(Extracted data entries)
»»

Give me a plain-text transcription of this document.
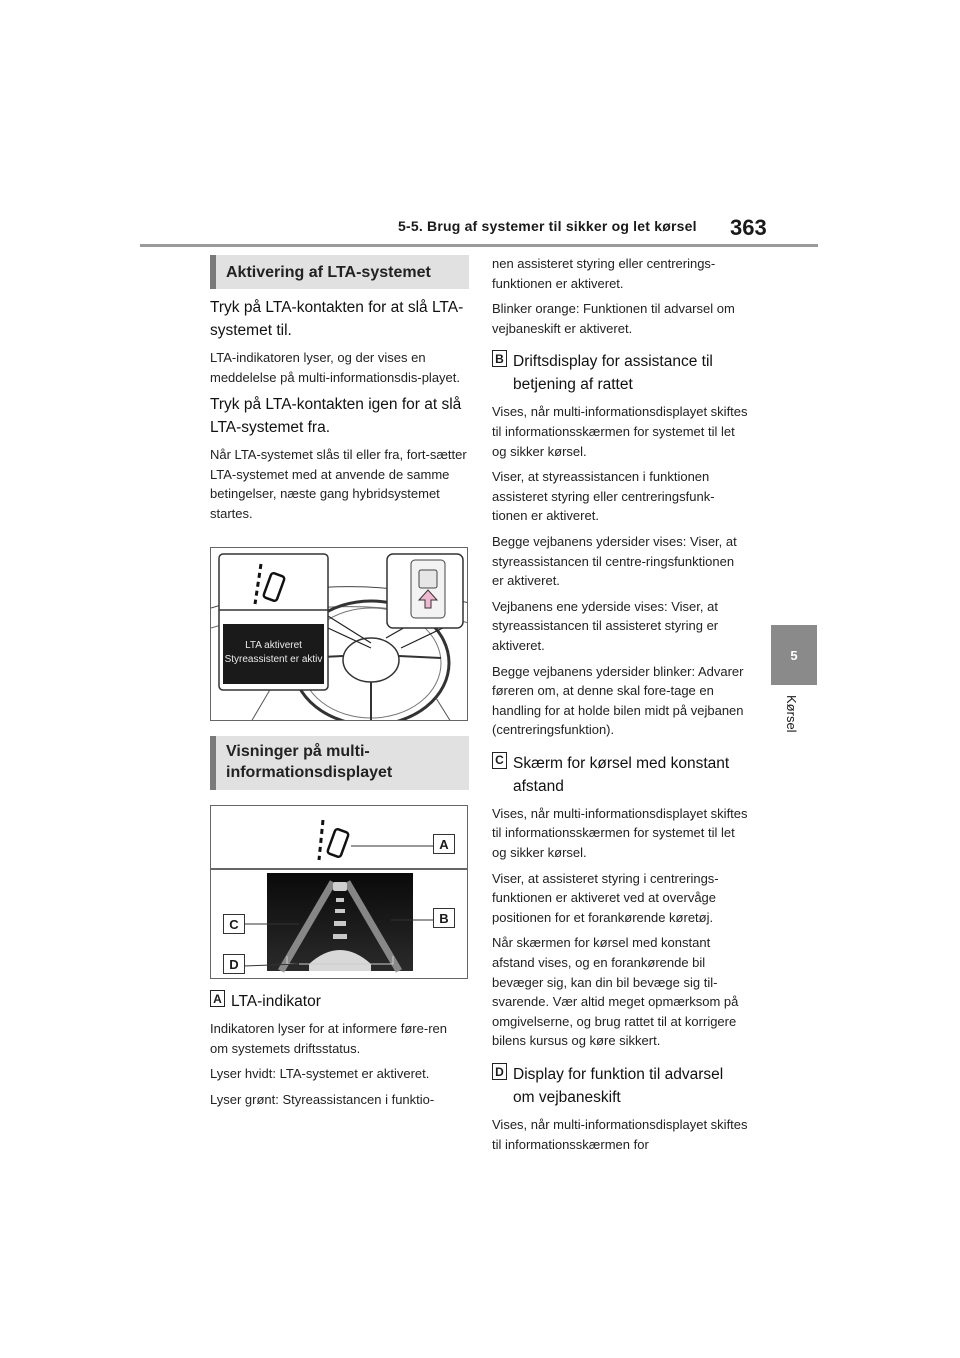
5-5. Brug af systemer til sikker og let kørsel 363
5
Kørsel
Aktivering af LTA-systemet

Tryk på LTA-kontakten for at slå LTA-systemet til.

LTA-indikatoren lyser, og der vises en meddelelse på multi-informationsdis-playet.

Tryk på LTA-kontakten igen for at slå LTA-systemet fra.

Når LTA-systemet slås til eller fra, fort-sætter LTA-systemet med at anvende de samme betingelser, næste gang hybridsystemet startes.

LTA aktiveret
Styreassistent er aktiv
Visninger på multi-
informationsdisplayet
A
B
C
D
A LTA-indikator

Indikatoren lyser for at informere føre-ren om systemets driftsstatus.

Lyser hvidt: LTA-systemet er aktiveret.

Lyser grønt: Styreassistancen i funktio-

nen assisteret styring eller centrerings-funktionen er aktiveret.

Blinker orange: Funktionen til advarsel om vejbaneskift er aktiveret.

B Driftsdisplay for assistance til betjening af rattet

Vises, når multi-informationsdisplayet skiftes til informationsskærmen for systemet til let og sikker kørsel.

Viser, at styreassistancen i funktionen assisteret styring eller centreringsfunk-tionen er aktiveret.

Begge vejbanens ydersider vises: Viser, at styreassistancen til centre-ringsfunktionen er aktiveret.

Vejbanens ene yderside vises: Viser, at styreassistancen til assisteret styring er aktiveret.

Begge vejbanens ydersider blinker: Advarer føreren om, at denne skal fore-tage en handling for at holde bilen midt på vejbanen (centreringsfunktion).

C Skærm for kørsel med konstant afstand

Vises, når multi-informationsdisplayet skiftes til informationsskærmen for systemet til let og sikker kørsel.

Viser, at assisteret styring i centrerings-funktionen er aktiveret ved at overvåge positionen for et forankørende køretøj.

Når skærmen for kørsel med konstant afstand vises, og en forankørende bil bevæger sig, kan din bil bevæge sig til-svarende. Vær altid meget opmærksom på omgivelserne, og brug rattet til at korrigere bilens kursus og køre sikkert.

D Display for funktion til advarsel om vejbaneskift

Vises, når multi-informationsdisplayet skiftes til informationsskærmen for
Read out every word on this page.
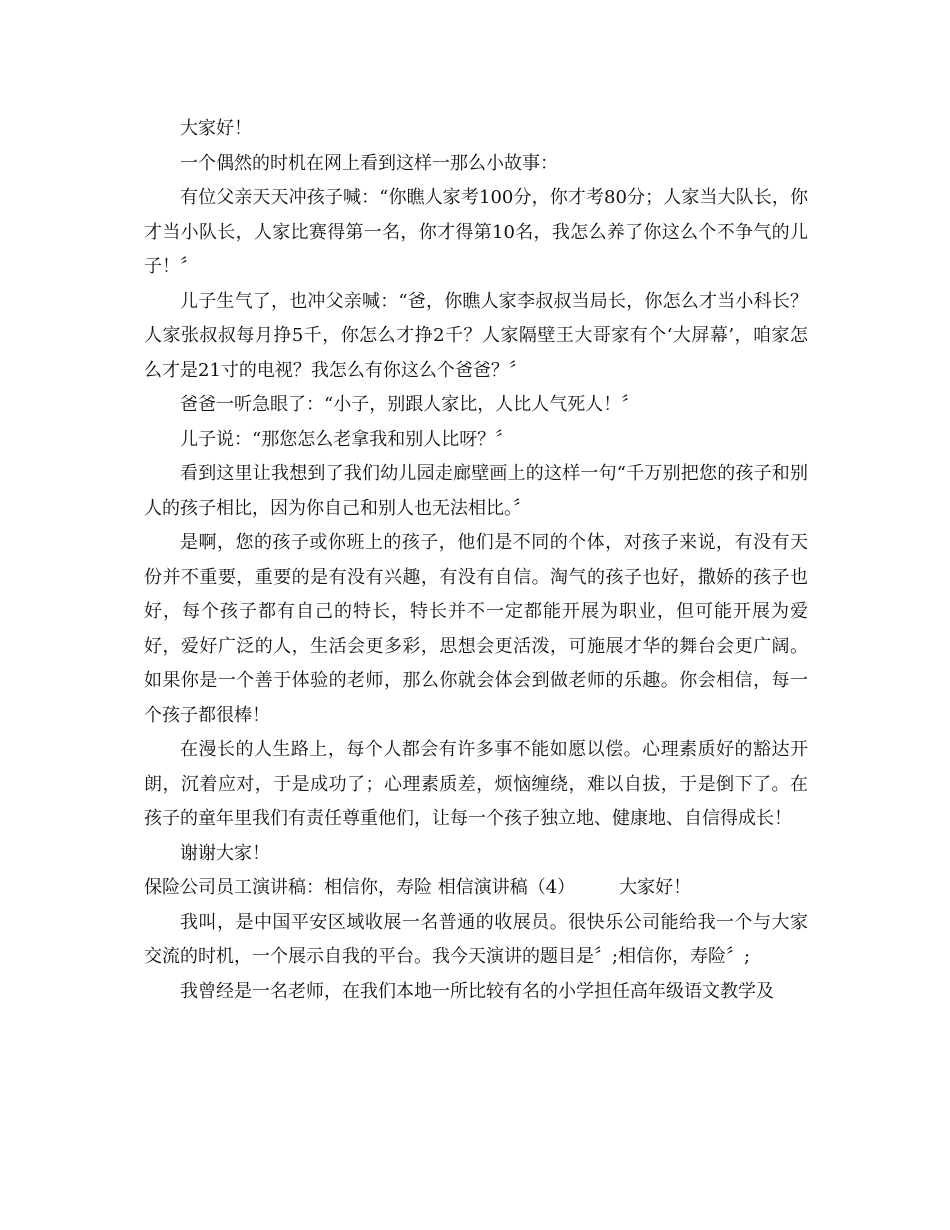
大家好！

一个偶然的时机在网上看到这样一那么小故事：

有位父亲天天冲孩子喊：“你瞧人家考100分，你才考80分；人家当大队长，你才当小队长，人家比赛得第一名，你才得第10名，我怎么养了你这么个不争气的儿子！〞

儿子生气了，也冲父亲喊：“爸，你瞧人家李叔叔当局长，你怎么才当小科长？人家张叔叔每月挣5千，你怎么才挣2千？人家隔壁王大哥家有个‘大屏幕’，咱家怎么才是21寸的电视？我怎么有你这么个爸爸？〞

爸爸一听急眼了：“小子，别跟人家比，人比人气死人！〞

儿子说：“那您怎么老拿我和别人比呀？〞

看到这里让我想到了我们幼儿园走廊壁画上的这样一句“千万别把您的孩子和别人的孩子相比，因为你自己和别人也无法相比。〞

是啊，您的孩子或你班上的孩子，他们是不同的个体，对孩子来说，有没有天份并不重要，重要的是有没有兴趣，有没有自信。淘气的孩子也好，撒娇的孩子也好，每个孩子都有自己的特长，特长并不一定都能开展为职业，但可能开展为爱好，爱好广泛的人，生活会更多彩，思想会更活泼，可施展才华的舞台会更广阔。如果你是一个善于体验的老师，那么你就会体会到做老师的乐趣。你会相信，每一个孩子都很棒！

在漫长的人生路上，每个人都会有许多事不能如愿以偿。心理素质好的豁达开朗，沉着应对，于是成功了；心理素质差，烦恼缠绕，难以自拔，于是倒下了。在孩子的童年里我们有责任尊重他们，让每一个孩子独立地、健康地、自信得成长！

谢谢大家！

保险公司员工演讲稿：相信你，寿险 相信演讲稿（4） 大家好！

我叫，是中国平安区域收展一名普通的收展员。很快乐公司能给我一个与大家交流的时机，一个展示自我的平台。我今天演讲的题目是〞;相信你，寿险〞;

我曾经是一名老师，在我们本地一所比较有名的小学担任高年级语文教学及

««
»»

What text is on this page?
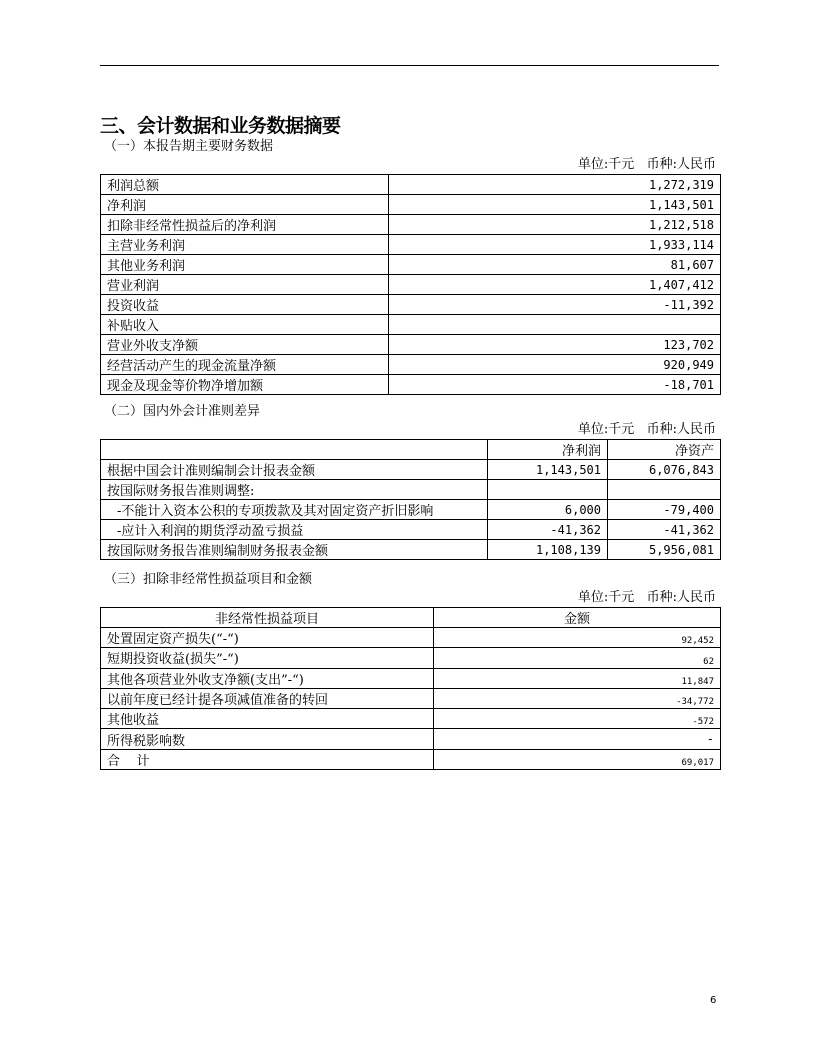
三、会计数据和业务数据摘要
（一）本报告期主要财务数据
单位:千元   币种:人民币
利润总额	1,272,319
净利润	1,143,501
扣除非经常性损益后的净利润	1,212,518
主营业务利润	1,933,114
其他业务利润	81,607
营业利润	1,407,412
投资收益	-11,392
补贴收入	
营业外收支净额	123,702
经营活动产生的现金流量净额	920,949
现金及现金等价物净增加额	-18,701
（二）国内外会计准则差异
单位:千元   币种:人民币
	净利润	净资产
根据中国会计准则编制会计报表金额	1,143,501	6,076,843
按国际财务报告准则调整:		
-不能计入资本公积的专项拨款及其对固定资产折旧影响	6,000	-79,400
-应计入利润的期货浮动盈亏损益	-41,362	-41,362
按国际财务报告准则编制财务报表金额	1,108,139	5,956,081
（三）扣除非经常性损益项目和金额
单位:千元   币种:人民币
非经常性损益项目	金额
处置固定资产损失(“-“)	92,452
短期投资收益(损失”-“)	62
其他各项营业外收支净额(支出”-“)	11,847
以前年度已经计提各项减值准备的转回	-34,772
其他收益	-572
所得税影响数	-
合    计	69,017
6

««
»»

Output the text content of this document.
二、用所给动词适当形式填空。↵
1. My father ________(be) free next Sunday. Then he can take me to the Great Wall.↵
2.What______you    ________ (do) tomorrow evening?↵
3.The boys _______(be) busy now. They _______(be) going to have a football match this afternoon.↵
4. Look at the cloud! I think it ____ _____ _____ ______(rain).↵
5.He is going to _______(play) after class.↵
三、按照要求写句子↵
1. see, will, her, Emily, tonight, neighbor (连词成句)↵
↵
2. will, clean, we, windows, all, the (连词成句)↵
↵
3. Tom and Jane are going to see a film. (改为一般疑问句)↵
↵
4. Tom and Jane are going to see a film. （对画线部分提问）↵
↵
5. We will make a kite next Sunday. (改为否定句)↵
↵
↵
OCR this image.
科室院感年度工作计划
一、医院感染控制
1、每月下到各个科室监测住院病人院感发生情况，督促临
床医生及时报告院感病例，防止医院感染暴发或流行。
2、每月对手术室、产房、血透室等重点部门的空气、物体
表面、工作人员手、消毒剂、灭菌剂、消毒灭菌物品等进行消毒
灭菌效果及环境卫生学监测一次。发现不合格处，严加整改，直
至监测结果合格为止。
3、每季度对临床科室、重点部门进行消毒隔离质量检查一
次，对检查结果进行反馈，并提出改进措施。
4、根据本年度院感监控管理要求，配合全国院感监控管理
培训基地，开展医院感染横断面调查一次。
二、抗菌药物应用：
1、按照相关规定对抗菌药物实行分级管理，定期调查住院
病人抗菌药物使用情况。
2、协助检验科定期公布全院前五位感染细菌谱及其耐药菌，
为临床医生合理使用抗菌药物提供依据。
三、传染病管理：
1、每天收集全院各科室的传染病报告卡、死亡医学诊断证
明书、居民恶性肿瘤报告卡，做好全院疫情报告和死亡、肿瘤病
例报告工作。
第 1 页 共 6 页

««

Pull every line containing "assisteret" from the data.

nen assisteret styring eller centrerings-funktionen er aktiveret.
Viser, at styreassistancen i funktionen assisteret styring eller centreringsfunk-tionen er aktiveret.
Vejbanens ene yderside vises: Viser, at styreassistancen til assisteret styring er aktiveret.
Viser, at assisteret styring i centrerings-funktionen er aktiveret ved at overvåge positionen for et forankørende køretøj.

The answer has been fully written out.